**Problem details:** Go through the material below and copy all lines with "enhancing".

**Records for the task:**
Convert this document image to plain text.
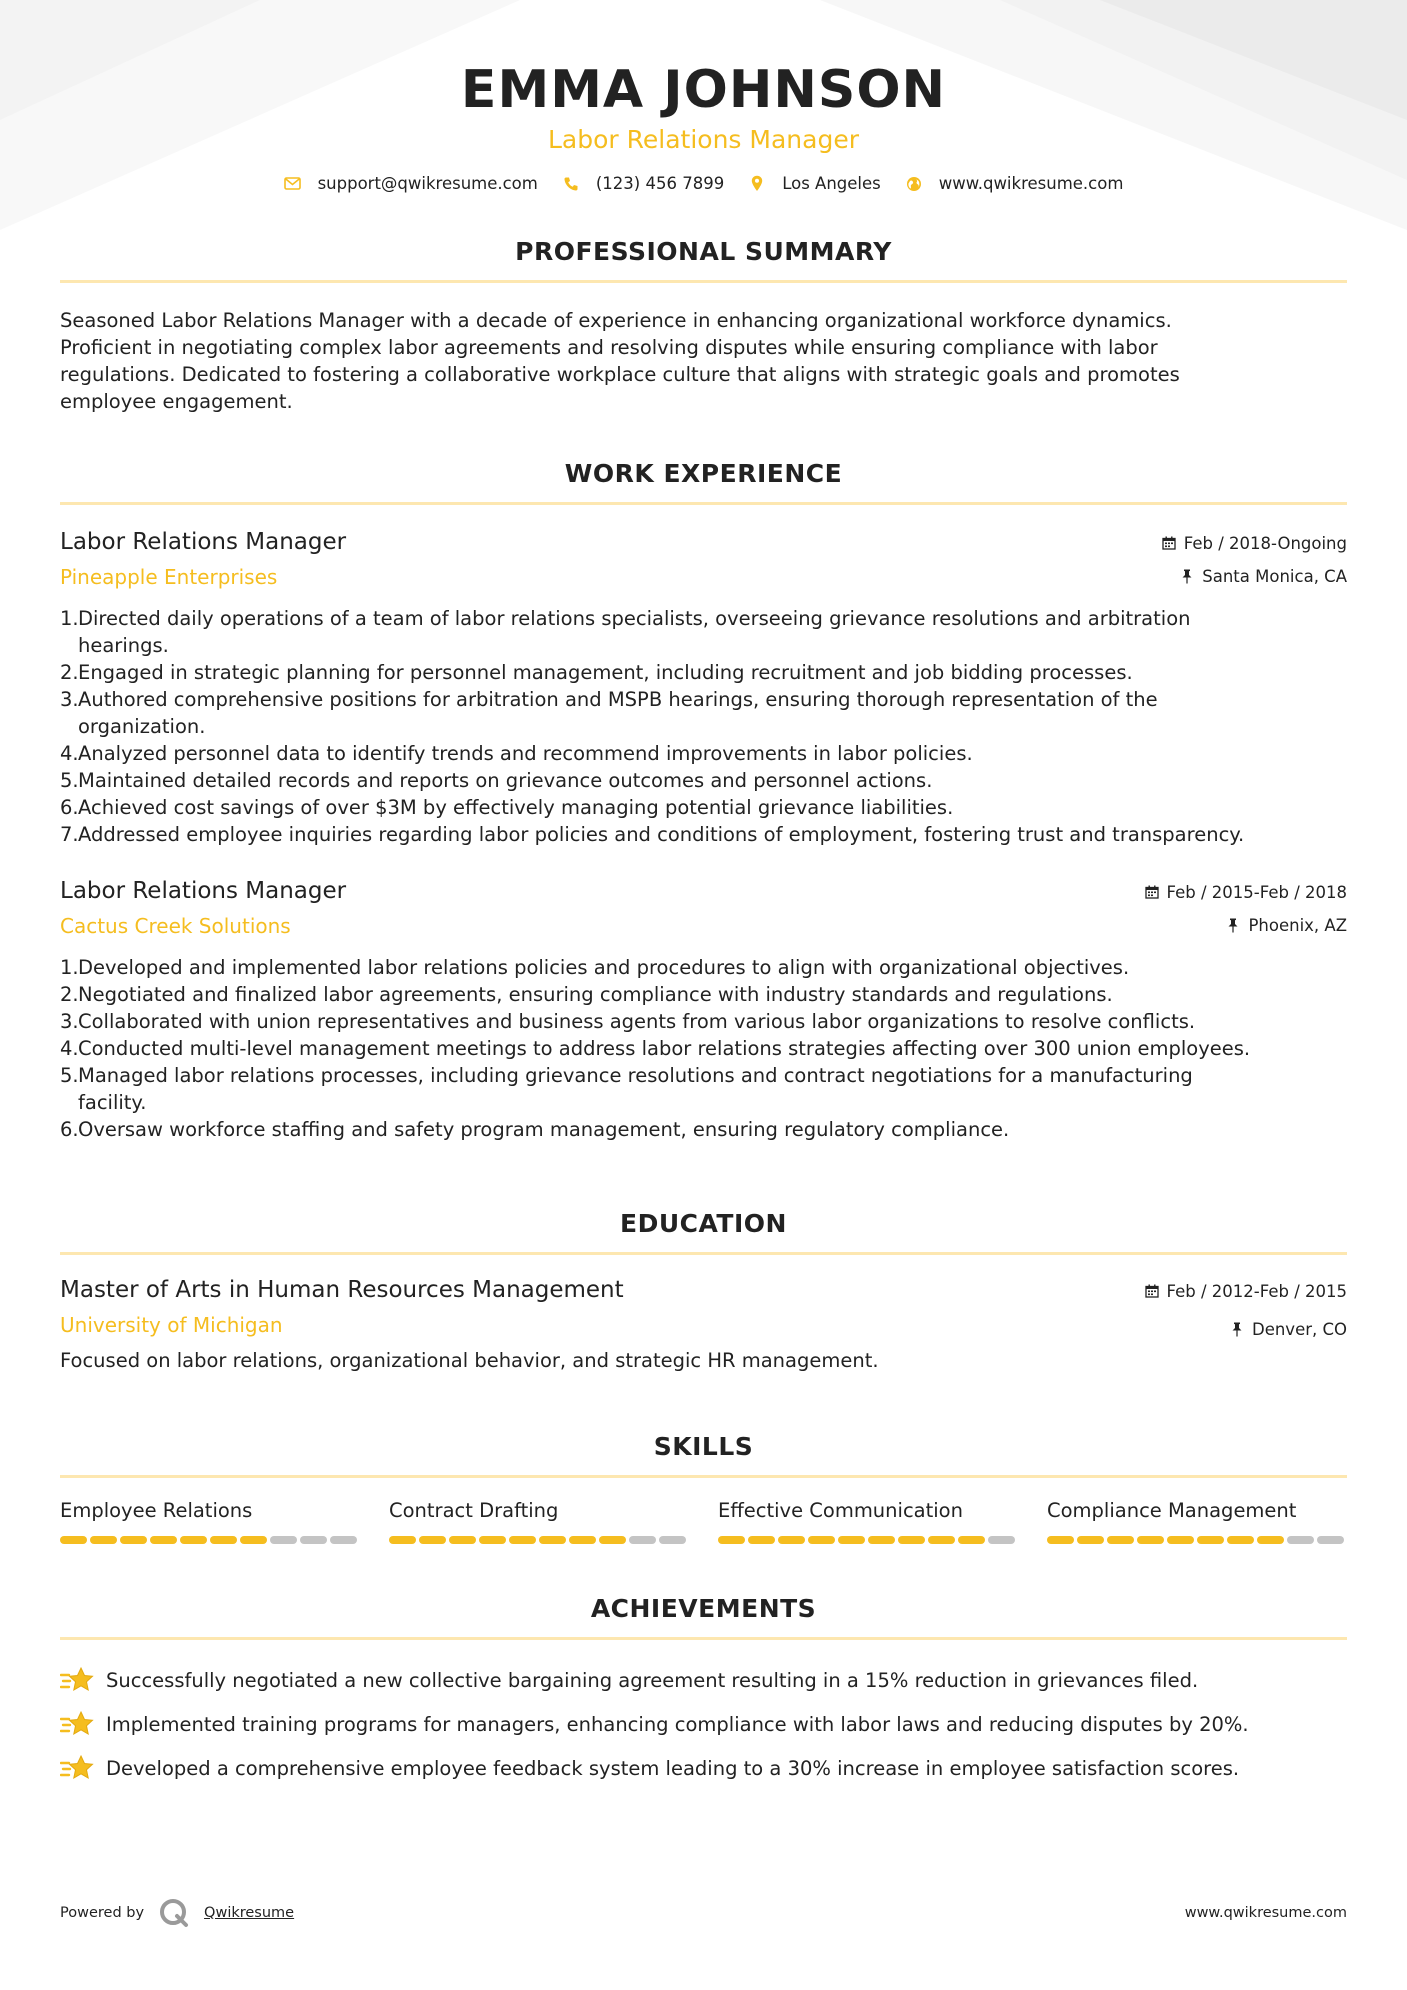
EMMA JOHNSON
Labor Relations Manager
support@qwikresume.com	(123) 456 7899	Los Angeles	www.qwikresume.com
PROFESSIONAL SUMMARY
Seasoned Labor Relations Manager with a decade of experience in enhancing organizational workforce dynamics.
Proficient in negotiating complex labor agreements and resolving disputes while ensuring compliance with labor
regulations. Dedicated to fostering a collaborative workplace culture that aligns with strategic goals and promotes
employee engagement.
WORK EXPERIENCE
Labor Relations Manager
Pineapple Enterprises
Feb / 2018-Ongoing
Santa Monica, CA
1. Directed daily operations of a team of labor relations specialists, overseeing grievance resolutions and arbitration
hearings.
2. Engaged in strategic planning for personnel management, including recruitment and job bidding processes.
3. Authored comprehensive positions for arbitration and MSPB hearings, ensuring thorough representation of the
organization.
4. Analyzed personnel data to identify trends and recommend improvements in labor policies.
5. Maintained detailed records and reports on grievance outcomes and personnel actions.
6. Achieved cost savings of over $3M by effectively managing potential grievance liabilities.
7. Addressed employee inquiries regarding labor policies and conditions of employment, fostering trust and transparency.
Labor Relations Manager
Cactus Creek Solutions
Feb / 2015-Feb / 2018
Phoenix, AZ
1. Developed and implemented labor relations policies and procedures to align with organizational objectives.
2. Negotiated and finalized labor agreements, ensuring compliance with industry standards and regulations.
3. Collaborated with union representatives and business agents from various labor organizations to resolve conflicts.
4. Conducted multi-level management meetings to address labor relations strategies affecting over 300 union employees.
5. Managed labor relations processes, including grievance resolutions and contract negotiations for a manufacturing
facility.
6. Oversaw workforce staffing and safety program management, ensuring regulatory compliance.
EDUCATION
Master of Arts in Human Resources Management
University of Michigan
Feb / 2012-Feb / 2015
Denver, CO
Focused on labor relations, organizational behavior, and strategic HR management.
SKILLS
Employee Relations	Contract Drafting	Effective Communication	Compliance Management
ACHIEVEMENTS
Successfully negotiated a new collective bargaining agreement resulting in a 15% reduction in grievances filed.
Implemented training programs for managers, enhancing compliance with labor laws and reducing disputes by 20%.
Developed a comprehensive employee feedback system leading to a 30% increase in employee satisfaction scores.
Powered by	Qwikresume	www.qwikresume.com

**Correct result:**
Seasoned Labor Relations Manager with a decade of experience in enhancing organizational workforce dynamics.
Implemented training programs for managers, enhancing compliance with labor laws and reducing disputes by 20%.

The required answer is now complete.